_Do this_
Copy out every line containing the word "Keskiennuste".

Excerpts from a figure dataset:
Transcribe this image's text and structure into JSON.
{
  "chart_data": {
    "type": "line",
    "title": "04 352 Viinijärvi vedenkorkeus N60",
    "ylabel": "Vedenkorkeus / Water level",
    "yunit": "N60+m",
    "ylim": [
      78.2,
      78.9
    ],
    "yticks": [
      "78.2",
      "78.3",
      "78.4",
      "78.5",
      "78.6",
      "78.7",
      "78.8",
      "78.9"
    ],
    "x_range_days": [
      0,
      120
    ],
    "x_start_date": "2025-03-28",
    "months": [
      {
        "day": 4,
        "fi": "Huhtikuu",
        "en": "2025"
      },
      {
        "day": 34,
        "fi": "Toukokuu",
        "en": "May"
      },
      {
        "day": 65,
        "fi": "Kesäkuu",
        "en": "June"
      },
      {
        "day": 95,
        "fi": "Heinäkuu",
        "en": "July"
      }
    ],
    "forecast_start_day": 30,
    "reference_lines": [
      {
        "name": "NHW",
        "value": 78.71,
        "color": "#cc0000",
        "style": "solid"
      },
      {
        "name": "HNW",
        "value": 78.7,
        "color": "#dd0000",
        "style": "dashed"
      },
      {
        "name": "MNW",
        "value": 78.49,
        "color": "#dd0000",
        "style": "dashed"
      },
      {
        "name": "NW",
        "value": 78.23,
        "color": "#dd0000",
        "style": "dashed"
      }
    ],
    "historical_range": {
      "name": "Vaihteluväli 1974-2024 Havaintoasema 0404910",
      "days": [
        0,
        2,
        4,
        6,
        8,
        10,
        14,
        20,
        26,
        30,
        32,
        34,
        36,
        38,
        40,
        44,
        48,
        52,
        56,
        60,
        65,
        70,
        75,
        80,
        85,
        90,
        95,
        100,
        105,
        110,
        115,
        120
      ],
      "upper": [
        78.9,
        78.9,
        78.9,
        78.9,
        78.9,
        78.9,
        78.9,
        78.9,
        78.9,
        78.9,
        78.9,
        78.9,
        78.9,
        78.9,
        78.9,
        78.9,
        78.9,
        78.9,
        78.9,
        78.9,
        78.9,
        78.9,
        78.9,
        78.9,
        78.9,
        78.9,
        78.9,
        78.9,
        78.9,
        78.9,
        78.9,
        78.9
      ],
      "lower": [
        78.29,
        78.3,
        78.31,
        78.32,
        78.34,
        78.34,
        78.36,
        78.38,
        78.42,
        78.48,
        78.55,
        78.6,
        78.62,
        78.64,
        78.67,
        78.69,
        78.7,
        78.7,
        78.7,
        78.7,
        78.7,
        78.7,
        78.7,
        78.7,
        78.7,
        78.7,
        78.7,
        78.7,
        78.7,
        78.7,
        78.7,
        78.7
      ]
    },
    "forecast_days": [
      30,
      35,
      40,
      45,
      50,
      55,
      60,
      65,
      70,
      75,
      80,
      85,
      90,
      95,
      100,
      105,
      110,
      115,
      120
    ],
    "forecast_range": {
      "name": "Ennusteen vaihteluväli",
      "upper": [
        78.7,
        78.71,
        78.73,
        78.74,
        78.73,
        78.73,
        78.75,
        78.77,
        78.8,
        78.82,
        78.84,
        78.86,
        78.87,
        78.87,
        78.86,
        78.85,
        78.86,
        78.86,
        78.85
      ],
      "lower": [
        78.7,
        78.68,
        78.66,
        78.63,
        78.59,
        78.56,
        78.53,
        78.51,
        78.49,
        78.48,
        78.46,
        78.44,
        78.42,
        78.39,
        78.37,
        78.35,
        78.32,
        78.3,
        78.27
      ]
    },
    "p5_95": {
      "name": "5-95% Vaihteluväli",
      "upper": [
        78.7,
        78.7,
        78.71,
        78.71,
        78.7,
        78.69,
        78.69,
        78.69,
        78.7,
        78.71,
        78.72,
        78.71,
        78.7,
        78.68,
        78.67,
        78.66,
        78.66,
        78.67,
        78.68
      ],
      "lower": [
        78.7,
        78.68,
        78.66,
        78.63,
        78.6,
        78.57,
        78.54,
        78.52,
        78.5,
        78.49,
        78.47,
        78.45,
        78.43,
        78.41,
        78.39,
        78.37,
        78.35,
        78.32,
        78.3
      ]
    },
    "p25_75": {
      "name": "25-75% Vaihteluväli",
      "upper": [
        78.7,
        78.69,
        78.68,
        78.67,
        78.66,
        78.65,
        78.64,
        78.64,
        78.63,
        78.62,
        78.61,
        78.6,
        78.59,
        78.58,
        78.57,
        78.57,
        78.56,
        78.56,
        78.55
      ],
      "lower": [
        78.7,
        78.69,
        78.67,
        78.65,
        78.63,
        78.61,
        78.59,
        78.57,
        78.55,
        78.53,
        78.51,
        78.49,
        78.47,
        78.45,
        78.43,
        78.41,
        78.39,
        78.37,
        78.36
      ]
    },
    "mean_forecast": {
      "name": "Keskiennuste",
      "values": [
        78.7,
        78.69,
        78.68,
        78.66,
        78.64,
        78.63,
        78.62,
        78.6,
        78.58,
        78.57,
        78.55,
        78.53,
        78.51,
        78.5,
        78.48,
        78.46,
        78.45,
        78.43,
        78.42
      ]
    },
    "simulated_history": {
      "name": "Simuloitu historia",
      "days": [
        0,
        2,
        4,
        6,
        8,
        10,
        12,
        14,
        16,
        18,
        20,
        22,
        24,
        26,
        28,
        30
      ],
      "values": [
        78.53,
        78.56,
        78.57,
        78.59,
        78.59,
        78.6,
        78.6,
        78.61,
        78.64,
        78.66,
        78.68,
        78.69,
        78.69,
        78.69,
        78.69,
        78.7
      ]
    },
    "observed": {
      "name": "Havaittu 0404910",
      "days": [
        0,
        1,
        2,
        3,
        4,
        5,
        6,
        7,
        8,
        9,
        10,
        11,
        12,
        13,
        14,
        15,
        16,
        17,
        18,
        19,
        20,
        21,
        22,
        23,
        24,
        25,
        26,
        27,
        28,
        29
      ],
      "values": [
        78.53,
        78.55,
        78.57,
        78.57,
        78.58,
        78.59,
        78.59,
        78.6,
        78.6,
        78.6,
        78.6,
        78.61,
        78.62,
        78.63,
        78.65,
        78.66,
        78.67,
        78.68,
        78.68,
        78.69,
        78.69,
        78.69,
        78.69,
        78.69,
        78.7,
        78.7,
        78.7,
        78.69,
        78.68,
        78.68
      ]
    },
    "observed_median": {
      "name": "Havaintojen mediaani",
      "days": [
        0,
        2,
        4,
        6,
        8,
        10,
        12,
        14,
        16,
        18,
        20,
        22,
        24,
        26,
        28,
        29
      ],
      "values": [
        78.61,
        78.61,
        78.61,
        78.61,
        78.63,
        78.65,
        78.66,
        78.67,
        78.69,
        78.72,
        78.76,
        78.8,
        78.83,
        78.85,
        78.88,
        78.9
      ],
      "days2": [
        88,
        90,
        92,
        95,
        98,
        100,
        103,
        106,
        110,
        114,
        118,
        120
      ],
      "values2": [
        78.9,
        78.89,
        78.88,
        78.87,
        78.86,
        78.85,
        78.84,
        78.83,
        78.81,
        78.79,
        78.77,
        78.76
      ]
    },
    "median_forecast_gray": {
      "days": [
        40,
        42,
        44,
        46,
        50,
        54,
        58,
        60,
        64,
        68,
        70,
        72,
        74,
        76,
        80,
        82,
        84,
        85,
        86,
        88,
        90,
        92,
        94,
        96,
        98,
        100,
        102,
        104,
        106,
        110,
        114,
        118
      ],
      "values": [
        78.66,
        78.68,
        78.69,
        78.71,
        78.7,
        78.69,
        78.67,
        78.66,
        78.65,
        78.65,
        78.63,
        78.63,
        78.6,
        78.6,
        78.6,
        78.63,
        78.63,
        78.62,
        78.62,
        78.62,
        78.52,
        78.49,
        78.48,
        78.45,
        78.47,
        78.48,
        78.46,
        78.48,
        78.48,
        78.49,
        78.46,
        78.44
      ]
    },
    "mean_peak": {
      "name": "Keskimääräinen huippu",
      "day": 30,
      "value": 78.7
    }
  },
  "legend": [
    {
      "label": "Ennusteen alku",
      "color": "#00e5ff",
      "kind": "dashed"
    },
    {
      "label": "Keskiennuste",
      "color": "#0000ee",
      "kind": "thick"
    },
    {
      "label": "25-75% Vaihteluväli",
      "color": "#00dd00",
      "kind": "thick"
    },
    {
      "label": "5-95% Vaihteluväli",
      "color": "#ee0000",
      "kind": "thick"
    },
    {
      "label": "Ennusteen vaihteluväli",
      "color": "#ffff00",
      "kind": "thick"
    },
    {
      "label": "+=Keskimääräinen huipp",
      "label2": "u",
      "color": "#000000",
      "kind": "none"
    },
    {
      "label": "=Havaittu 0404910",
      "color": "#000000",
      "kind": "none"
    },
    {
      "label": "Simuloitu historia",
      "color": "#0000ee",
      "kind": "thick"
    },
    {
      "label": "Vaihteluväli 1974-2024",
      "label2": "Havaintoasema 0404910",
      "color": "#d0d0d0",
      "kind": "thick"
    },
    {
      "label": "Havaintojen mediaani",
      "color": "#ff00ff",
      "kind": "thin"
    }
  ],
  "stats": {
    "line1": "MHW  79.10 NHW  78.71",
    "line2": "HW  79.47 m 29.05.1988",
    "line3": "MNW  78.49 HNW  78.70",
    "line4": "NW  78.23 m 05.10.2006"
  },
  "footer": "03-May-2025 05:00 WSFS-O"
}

_Task response_
      "name": "Keskiennuste",
      "label": "Keskiennuste",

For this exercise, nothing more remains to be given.